Excerpted records:
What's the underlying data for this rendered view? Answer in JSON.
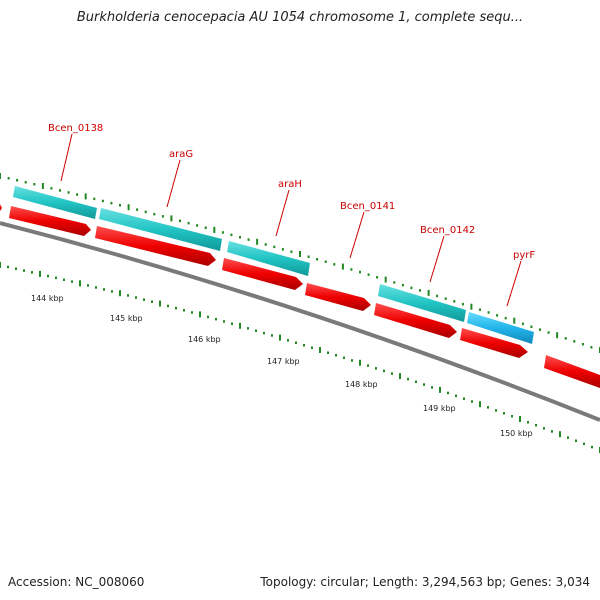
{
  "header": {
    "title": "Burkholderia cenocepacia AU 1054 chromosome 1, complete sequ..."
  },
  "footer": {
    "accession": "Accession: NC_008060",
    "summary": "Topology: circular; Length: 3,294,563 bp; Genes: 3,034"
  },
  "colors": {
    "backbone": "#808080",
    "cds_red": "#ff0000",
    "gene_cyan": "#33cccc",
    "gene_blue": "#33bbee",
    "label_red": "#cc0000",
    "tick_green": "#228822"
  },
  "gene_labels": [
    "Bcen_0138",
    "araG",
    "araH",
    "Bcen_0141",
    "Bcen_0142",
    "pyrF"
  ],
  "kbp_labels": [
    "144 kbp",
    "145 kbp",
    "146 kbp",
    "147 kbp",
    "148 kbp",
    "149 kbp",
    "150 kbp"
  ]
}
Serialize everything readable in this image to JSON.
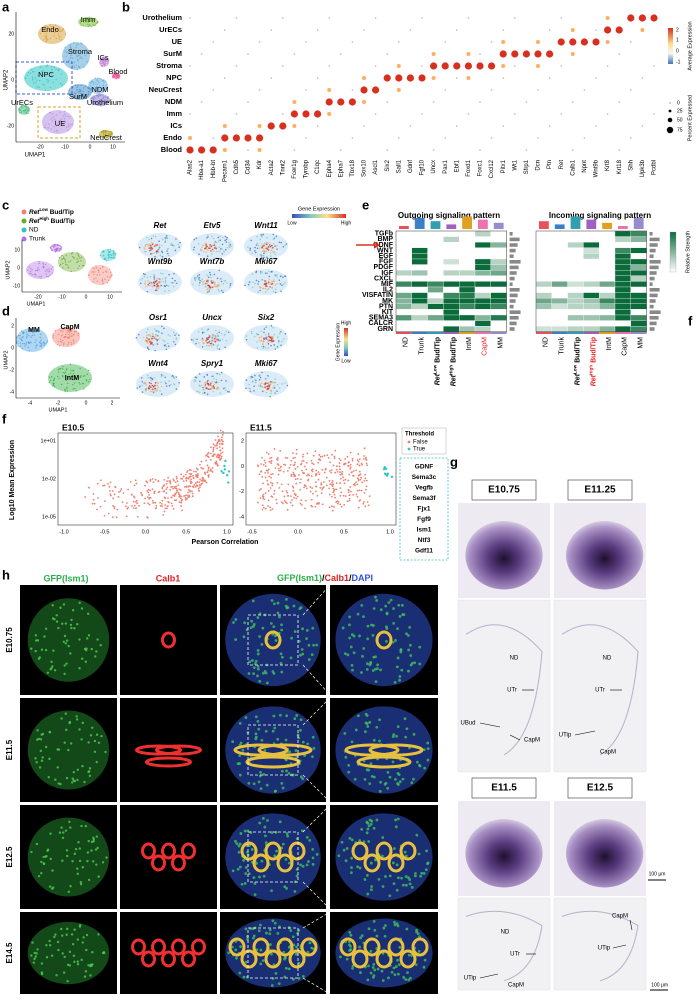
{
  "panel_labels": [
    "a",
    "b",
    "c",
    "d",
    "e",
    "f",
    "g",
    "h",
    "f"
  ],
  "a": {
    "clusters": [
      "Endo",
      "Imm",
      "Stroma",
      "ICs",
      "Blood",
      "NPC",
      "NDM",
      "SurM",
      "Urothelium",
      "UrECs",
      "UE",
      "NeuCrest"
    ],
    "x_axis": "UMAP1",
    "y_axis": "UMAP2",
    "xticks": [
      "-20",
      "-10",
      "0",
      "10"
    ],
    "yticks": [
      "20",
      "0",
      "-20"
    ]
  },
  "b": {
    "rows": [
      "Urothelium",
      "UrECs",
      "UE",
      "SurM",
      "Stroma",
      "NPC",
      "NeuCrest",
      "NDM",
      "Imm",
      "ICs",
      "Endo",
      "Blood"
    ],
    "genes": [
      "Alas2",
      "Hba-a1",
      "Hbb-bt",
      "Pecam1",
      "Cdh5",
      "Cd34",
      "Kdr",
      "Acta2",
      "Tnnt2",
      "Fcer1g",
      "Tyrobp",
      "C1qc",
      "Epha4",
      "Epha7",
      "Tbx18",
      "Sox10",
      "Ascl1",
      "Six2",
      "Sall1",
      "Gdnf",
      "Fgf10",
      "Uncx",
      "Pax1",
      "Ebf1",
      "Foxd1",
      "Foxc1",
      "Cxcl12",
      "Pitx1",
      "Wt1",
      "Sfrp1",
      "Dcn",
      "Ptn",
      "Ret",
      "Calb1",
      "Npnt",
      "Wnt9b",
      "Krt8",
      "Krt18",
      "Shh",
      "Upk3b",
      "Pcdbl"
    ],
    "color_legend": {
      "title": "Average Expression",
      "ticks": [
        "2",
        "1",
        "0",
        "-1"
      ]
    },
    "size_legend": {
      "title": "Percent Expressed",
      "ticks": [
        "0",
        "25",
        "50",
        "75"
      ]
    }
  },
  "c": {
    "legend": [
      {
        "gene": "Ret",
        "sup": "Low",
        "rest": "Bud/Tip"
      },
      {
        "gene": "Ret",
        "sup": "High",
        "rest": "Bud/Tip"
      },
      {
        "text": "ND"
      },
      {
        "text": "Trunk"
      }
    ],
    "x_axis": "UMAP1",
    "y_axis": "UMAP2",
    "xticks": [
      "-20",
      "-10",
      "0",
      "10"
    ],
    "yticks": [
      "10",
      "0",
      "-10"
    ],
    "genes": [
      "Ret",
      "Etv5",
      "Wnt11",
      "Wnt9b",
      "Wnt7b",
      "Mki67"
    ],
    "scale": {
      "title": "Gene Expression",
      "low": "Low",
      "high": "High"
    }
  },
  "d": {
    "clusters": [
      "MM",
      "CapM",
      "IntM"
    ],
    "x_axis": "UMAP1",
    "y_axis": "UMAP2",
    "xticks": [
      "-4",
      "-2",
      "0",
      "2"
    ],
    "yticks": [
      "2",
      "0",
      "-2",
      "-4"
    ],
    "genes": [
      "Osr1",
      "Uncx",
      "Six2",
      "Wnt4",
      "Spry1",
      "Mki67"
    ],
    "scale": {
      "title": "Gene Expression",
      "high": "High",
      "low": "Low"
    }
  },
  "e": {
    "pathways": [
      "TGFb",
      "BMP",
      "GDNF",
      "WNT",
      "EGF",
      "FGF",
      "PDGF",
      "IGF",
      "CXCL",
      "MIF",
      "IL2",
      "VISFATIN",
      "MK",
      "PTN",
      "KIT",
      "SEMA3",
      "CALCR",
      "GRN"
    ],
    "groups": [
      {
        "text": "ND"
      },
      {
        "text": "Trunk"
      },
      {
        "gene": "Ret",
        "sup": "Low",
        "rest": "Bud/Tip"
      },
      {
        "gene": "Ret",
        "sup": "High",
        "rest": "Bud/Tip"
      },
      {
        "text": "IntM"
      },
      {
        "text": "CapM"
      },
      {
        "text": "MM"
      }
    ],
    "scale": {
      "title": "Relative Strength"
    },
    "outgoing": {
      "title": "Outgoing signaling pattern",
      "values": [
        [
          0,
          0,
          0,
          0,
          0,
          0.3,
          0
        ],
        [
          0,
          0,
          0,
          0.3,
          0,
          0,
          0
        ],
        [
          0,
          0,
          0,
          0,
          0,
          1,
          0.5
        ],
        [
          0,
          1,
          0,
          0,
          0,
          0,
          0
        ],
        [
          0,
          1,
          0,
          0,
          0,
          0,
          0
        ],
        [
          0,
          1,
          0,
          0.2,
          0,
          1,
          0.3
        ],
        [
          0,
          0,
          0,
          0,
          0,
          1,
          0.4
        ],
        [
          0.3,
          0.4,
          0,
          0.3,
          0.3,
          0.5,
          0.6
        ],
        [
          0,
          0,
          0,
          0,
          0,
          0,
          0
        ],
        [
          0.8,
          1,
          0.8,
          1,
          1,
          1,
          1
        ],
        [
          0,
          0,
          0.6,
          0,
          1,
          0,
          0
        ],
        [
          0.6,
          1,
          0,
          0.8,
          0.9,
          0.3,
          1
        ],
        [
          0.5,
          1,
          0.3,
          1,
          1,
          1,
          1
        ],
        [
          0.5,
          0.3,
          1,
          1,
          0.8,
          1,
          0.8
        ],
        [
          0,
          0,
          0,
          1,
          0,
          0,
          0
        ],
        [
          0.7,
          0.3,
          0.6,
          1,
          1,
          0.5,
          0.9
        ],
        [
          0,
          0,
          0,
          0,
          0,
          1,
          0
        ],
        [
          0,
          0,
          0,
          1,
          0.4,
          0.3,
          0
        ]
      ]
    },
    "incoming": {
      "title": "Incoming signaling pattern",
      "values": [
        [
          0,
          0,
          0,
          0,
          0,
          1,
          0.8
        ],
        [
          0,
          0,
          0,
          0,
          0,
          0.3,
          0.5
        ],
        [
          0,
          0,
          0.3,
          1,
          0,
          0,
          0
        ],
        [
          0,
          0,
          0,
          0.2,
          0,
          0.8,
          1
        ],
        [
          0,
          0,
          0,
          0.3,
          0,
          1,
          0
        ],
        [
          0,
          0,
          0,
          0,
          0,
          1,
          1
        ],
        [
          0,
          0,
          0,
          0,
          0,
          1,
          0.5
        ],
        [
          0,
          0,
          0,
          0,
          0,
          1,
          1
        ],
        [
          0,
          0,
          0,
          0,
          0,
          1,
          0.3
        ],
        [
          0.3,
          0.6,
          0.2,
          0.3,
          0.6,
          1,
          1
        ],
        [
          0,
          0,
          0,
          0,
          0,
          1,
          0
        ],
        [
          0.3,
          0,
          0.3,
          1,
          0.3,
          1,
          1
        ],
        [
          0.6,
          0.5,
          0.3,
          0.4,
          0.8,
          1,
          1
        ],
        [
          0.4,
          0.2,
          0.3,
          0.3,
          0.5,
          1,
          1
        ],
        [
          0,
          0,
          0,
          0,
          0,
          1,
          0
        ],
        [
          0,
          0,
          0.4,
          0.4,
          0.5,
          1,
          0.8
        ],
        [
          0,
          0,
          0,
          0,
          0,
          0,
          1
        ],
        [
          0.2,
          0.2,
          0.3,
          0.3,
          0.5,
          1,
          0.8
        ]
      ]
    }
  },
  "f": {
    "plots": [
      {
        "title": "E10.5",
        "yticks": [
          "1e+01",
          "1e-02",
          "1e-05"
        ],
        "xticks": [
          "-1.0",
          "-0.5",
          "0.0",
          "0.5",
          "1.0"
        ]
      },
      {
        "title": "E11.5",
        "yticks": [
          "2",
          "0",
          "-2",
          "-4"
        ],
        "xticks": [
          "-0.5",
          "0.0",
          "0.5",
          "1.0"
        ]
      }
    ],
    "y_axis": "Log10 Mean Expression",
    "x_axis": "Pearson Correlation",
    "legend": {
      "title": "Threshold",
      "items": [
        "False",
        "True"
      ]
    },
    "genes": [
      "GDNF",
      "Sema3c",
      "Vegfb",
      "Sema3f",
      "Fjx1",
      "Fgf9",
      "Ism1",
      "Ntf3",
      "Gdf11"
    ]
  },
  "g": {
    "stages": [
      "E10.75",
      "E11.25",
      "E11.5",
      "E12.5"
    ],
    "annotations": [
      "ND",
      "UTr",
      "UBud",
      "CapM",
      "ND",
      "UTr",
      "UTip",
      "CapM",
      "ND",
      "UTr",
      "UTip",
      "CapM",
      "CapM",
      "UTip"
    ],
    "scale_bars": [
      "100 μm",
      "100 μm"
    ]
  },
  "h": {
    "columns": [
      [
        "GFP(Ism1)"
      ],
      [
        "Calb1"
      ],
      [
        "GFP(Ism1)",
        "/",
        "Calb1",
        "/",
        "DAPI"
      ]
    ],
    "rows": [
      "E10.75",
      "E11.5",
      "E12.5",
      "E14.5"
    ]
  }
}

What is needed: Across the material, report every line that has the word "text".

Solution for this task:
        "text": "ND"
        "text": "Trunk"
        "text": "ND"
        "text": "Trunk"
        "text": "IntM"
        "text": "CapM"
        "text": "MM"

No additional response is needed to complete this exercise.